Materials provided
-*-*-
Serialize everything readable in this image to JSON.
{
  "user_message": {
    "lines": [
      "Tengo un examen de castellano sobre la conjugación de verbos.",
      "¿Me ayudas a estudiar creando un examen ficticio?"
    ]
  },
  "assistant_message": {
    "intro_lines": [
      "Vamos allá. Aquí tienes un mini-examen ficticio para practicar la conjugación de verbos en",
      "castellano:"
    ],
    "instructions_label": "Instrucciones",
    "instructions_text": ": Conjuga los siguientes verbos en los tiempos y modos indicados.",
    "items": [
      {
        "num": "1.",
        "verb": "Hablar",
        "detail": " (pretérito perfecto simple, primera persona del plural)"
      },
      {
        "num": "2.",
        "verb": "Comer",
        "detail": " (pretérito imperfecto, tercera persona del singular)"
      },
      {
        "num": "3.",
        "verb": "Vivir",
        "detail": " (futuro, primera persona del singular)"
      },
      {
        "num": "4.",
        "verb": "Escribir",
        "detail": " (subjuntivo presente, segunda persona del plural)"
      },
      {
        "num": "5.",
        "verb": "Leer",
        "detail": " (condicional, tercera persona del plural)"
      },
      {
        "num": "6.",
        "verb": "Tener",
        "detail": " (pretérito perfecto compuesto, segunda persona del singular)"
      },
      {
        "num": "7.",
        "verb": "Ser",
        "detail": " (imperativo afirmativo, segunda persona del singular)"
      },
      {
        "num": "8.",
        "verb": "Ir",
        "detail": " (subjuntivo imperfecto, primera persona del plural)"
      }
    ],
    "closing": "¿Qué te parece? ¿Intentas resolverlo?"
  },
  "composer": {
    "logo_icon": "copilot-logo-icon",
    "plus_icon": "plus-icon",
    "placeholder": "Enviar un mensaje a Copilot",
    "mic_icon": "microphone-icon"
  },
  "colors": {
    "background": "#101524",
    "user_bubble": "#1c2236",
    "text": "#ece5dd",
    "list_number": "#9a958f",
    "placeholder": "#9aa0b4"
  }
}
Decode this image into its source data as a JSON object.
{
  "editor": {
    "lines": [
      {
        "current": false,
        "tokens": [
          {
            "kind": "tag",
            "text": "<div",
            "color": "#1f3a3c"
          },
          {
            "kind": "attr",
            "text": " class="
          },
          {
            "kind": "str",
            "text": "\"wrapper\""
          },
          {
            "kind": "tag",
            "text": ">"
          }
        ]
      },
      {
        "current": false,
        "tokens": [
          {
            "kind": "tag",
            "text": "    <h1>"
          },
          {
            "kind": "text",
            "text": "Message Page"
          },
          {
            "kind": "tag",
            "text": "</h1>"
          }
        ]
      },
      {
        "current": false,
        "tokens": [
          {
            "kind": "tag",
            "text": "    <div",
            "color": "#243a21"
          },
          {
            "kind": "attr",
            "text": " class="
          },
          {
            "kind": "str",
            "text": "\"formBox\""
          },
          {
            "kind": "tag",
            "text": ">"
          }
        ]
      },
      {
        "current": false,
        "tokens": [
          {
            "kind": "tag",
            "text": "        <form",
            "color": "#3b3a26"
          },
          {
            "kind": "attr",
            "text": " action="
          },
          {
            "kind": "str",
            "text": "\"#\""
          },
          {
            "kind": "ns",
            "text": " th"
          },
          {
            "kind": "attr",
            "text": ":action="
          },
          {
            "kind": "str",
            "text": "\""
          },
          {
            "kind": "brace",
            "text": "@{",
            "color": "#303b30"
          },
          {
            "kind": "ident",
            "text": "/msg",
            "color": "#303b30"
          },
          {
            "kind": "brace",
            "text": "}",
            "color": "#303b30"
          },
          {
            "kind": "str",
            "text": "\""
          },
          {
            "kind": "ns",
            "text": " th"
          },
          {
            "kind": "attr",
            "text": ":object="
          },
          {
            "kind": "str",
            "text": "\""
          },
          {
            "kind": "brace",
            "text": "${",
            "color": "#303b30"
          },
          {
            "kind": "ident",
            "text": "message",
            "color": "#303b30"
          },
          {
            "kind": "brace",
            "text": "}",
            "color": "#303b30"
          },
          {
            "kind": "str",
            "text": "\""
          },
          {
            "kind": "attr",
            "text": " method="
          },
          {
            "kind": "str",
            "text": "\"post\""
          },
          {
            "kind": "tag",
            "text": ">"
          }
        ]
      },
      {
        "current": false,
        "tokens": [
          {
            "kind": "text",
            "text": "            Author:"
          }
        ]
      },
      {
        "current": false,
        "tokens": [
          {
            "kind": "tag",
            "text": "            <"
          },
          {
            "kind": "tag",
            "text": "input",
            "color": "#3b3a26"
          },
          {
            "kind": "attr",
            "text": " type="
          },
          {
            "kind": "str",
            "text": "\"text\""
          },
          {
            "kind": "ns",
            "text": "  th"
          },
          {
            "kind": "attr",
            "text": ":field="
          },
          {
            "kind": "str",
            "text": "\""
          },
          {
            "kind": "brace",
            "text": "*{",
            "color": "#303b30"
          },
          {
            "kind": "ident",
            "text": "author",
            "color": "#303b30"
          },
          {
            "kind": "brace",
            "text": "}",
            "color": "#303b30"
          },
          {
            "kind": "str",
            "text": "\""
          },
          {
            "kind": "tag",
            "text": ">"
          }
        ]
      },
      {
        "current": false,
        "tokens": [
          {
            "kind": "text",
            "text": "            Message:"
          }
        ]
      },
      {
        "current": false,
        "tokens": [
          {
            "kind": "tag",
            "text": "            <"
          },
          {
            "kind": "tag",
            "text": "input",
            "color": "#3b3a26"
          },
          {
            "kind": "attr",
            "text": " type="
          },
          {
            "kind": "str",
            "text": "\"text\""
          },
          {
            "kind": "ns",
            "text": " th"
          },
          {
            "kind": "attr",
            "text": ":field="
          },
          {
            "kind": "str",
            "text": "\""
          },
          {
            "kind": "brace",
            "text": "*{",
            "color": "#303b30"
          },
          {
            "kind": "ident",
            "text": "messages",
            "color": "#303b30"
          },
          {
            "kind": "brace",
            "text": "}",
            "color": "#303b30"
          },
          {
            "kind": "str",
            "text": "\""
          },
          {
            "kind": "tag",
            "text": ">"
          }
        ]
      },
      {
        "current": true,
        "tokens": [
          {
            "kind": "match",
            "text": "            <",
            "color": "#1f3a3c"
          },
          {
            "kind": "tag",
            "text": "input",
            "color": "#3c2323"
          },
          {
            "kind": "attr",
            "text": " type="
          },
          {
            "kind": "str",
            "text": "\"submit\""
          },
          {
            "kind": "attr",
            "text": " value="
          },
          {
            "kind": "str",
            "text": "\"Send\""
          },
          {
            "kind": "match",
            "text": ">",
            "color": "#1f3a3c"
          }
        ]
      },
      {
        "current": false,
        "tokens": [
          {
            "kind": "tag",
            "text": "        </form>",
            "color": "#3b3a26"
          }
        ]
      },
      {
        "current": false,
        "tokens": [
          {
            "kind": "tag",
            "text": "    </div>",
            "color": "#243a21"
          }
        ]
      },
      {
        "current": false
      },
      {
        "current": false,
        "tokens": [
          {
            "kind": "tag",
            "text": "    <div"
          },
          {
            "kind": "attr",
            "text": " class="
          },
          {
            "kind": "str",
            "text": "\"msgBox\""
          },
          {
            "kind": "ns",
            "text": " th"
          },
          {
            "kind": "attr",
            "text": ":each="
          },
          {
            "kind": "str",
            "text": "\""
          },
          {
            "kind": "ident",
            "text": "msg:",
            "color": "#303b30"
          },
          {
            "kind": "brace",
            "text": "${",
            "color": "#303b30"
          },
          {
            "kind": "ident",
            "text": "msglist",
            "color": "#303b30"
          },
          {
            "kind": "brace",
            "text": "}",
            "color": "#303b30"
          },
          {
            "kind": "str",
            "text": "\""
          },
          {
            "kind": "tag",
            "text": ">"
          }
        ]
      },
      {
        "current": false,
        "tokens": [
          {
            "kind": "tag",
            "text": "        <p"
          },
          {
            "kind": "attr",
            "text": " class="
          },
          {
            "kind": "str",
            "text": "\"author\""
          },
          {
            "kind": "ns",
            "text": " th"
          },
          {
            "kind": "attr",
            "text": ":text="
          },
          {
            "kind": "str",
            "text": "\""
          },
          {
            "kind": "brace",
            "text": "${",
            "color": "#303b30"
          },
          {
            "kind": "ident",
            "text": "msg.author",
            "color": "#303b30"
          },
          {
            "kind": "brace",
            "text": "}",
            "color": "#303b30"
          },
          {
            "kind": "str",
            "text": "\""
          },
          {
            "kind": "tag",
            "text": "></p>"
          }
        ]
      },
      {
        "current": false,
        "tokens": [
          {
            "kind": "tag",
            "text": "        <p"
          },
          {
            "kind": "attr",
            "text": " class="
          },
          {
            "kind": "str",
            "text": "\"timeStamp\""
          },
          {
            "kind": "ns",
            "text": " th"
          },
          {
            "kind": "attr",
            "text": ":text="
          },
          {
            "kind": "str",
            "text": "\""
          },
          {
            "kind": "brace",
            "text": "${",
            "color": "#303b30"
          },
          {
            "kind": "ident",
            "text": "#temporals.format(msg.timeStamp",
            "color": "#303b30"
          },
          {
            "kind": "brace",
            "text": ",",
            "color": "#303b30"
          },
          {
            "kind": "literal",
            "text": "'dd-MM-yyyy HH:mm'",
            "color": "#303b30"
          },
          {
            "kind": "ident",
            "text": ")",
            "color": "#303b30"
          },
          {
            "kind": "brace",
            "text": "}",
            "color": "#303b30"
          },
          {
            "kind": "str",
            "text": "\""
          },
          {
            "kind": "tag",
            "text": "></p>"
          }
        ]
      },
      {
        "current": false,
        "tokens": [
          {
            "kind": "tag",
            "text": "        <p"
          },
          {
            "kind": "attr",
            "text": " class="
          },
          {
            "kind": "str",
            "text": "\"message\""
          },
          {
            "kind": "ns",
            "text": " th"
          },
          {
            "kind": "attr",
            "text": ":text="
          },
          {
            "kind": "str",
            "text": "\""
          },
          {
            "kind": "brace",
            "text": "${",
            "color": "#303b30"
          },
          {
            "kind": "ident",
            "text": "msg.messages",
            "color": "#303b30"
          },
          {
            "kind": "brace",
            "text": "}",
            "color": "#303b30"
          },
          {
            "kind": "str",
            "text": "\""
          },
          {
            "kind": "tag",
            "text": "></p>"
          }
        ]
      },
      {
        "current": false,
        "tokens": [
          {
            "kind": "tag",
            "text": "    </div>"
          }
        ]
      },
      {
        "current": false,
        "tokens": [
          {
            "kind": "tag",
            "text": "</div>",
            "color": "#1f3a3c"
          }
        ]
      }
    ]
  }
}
-*-*-
Aim
Out of the material above, select every line that holds the string "timeStamp".

Task output
            "text": "\"timeStamp\""
            "text": "#temporals.format(msg.timeStamp",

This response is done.